TASK STATEMENT
Each line in the entries that has the word "JSON" has to be copied.
┌─ THE INPUT
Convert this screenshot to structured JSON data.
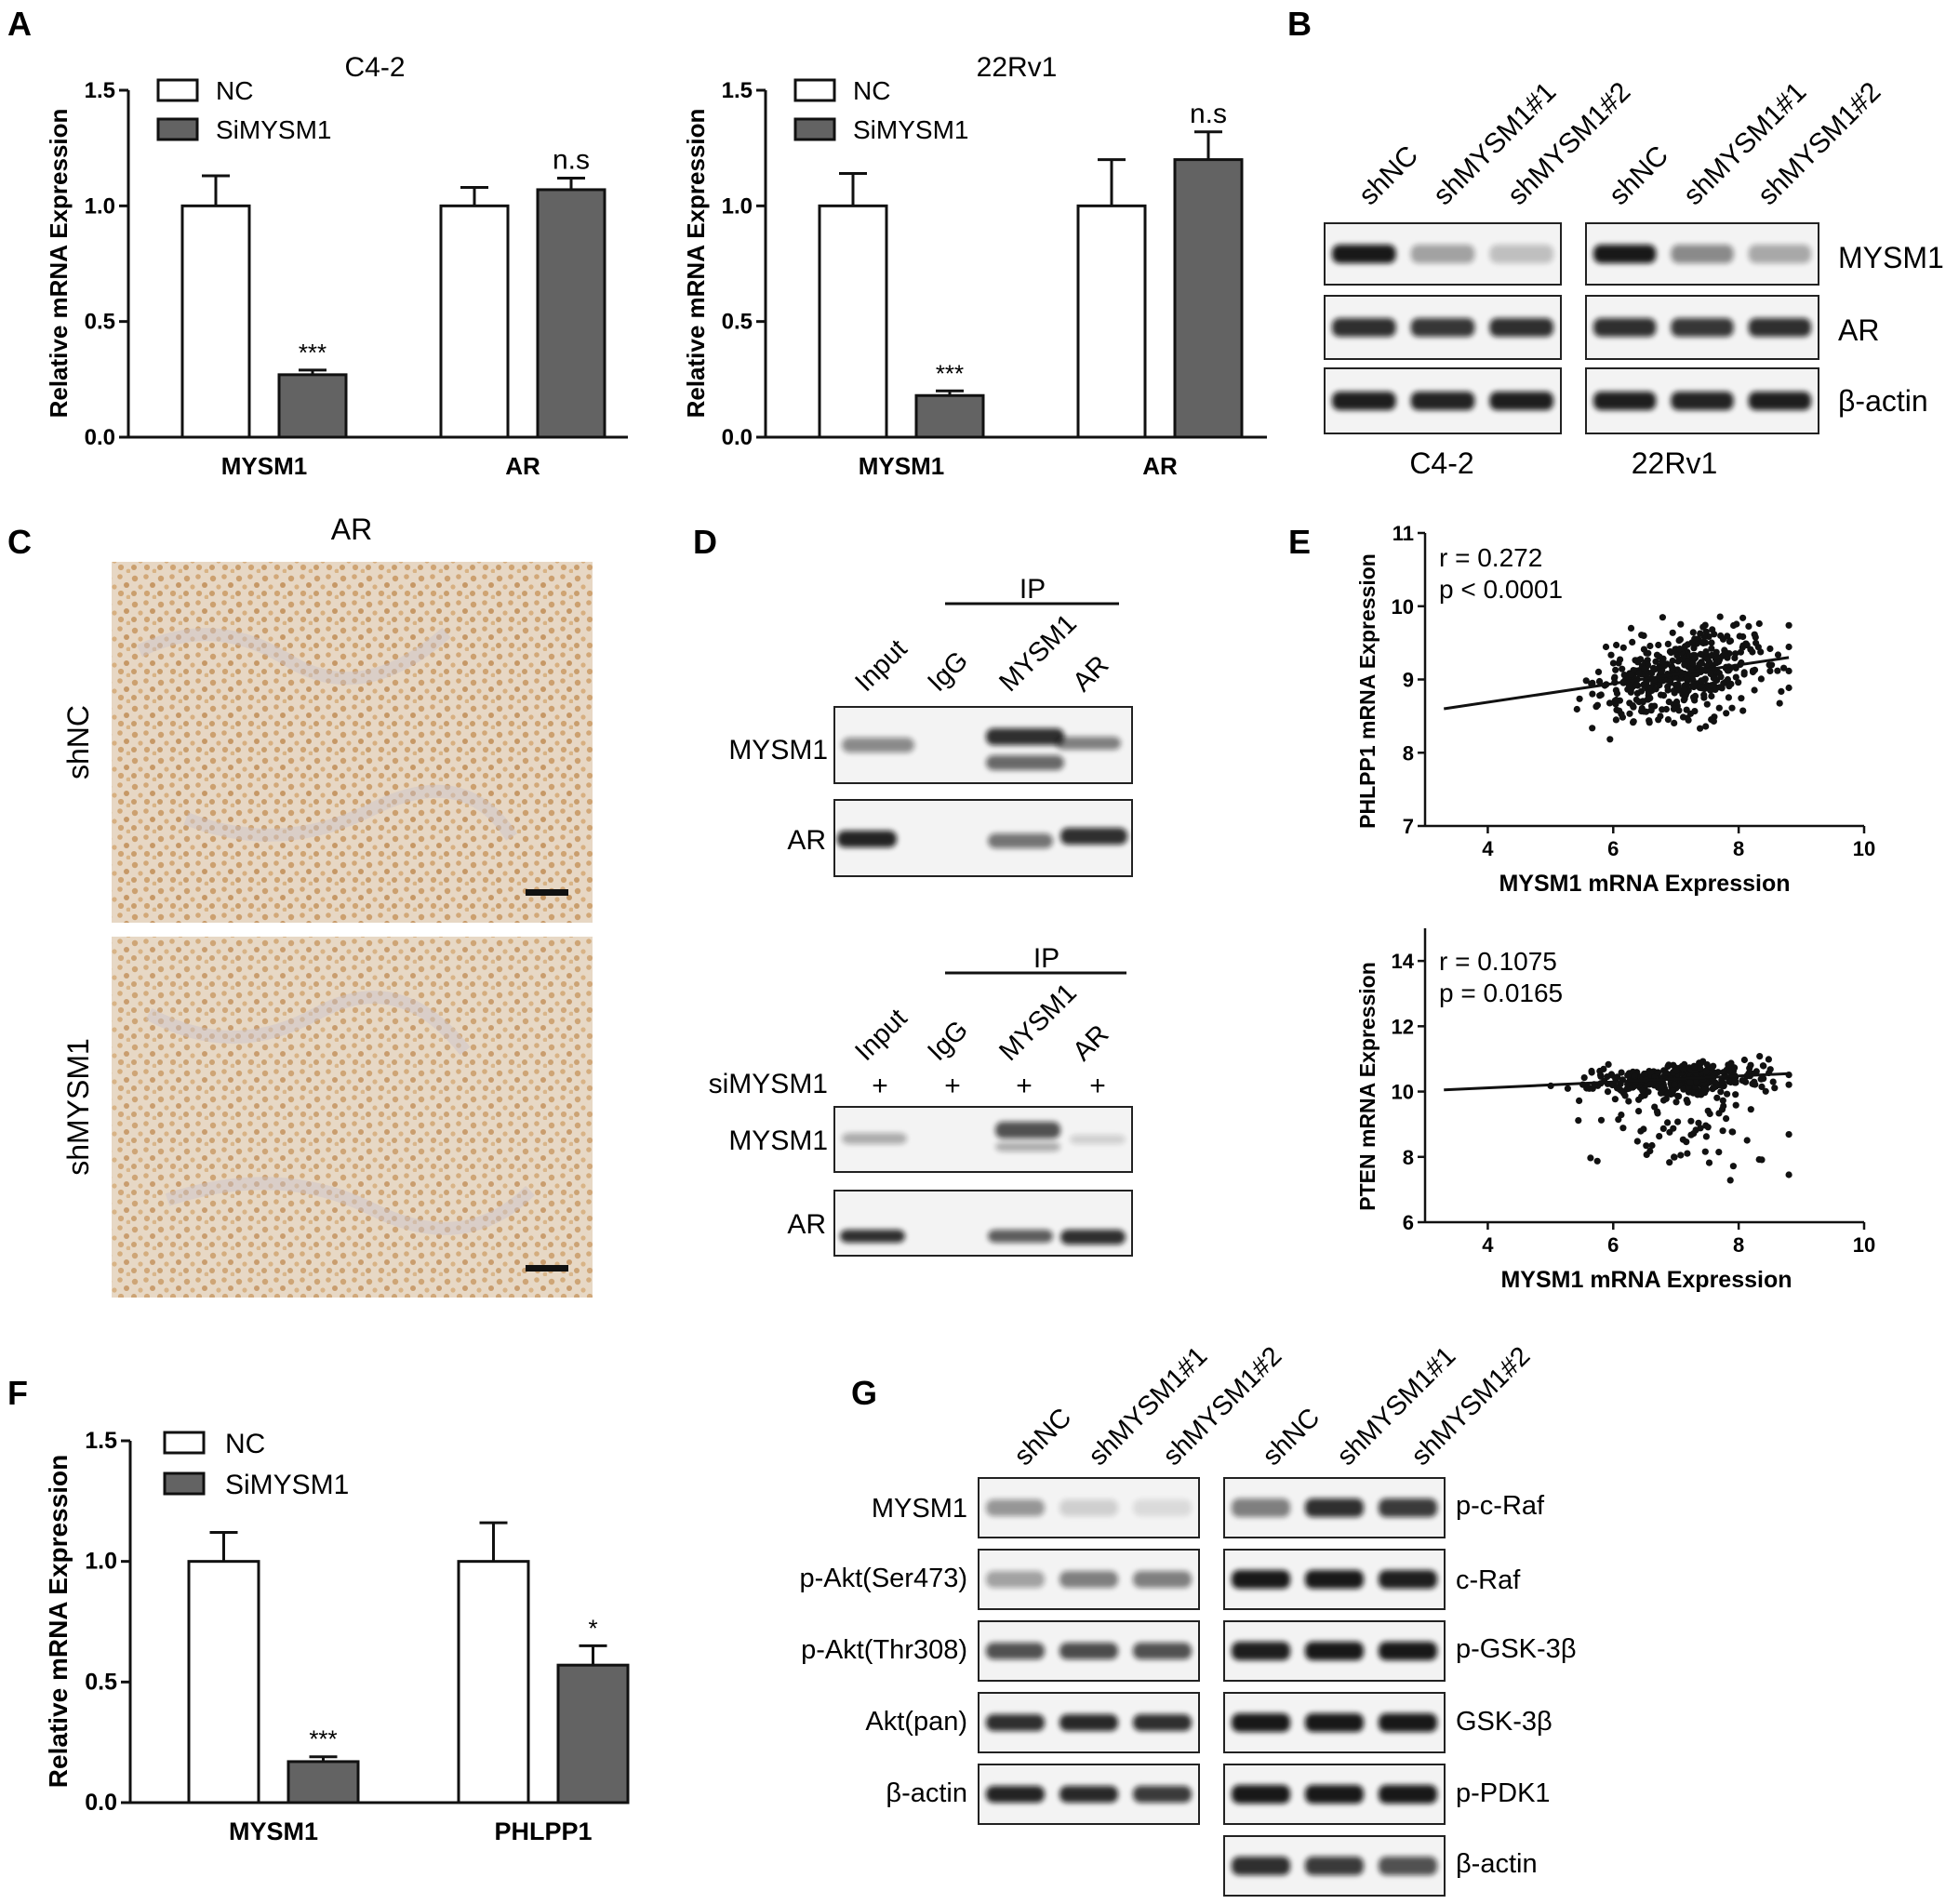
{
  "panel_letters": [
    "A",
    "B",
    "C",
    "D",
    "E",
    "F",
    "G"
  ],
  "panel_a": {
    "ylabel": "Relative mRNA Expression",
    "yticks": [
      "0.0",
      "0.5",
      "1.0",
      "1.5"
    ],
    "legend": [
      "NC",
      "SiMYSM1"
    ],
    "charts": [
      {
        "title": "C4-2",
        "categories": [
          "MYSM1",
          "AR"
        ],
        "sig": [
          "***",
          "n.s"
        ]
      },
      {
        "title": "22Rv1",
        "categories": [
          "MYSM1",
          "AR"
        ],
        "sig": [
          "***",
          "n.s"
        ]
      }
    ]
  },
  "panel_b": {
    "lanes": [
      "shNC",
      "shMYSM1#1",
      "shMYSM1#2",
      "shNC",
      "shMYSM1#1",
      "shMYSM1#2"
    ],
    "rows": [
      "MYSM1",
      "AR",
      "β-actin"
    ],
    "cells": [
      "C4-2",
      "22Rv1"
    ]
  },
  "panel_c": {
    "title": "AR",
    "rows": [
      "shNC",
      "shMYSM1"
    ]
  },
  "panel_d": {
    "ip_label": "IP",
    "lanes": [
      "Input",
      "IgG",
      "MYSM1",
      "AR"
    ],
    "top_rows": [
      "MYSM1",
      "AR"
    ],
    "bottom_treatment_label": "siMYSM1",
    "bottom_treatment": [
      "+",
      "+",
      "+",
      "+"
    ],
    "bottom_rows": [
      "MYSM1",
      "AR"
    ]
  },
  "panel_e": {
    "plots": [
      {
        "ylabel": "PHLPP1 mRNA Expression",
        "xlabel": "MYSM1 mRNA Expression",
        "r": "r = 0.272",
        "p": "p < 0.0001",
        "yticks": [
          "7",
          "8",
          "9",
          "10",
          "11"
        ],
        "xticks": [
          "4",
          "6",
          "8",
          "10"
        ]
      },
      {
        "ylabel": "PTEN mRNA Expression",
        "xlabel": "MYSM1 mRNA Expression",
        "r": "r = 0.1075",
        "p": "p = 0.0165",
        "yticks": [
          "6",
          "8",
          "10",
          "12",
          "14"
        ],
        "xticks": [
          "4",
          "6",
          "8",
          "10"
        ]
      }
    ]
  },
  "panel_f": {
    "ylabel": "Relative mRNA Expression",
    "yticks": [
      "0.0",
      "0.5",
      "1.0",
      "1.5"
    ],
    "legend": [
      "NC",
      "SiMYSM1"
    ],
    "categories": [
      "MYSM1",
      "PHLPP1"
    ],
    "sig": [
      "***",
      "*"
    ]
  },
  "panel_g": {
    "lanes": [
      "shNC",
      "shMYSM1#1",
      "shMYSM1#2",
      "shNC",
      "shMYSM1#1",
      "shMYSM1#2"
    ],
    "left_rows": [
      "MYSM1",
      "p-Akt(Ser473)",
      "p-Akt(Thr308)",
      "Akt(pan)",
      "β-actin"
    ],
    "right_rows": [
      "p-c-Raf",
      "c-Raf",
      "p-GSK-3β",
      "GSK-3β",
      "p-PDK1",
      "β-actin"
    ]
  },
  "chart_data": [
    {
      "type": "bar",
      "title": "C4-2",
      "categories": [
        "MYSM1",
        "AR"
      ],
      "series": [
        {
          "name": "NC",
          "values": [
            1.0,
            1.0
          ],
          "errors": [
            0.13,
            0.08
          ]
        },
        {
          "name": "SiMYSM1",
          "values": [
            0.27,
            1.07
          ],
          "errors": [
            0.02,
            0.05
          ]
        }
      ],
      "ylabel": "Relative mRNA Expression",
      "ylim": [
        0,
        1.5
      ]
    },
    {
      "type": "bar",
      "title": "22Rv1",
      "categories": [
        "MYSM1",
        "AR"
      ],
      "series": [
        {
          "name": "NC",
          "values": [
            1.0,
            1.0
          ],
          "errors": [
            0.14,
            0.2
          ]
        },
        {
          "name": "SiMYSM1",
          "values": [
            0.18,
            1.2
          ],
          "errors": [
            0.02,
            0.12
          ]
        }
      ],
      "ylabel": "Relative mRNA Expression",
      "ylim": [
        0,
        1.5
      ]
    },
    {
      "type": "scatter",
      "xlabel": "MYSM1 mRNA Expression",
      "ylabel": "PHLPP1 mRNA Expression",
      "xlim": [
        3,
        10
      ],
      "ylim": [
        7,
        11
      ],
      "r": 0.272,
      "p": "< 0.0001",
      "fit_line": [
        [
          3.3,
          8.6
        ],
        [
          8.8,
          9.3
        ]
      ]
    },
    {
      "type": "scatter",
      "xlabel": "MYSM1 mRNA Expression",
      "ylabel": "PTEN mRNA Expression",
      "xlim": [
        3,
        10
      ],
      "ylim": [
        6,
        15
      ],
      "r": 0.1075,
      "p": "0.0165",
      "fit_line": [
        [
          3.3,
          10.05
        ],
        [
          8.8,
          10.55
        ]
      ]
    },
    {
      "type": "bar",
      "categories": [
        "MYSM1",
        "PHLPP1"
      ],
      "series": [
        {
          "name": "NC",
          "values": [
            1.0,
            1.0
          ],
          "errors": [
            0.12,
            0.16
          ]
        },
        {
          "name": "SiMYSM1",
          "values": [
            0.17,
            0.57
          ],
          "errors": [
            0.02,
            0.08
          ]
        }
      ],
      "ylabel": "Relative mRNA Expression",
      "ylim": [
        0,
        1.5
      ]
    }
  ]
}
└─
┌─ THE INPUT
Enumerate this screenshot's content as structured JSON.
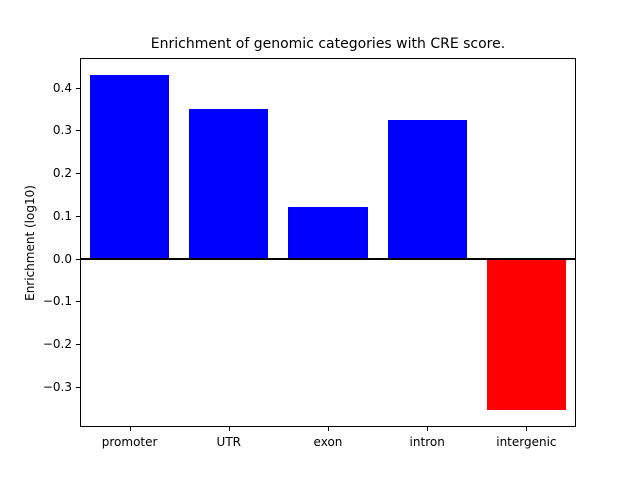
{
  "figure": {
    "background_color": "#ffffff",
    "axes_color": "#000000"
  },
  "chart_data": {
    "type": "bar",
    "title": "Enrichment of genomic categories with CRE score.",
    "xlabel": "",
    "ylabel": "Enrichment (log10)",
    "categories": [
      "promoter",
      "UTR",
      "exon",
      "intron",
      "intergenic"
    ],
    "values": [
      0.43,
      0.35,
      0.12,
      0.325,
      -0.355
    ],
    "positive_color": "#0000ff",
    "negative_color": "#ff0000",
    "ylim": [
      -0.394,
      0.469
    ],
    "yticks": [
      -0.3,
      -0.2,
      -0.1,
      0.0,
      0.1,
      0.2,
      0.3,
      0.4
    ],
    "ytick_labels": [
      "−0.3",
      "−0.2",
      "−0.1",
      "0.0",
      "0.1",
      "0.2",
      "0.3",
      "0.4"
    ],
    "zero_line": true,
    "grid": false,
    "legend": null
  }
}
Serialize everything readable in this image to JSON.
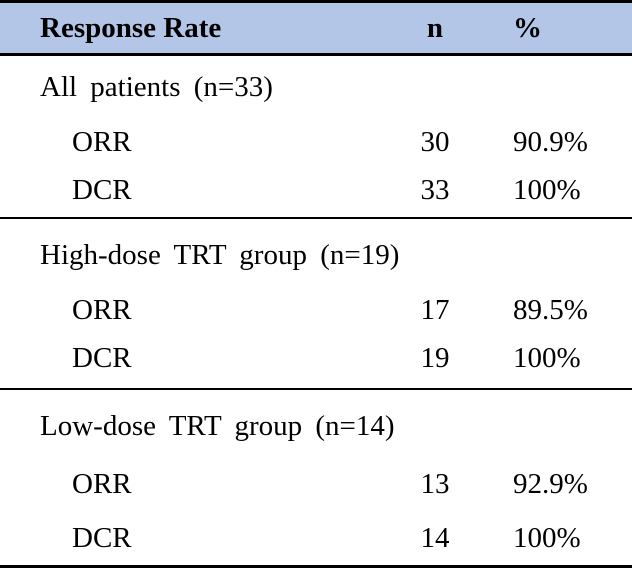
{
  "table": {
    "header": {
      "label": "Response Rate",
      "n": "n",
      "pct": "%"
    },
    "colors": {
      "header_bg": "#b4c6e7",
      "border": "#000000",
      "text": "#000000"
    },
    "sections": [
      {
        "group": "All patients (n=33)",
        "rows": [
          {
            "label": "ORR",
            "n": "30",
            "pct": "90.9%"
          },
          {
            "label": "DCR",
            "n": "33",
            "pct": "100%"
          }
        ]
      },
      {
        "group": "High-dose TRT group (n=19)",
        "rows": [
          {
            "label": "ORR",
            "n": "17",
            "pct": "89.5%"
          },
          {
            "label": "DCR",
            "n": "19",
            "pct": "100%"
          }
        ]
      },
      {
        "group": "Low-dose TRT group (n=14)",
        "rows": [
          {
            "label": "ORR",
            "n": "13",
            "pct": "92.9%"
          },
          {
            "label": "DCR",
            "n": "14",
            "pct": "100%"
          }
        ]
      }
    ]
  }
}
└─
YOUR SOLUTION
Convert this screenshot to structured JSON data.
Enumerate this screenshot's content as structured JSON.
Serialize everything readable in this image to JSON.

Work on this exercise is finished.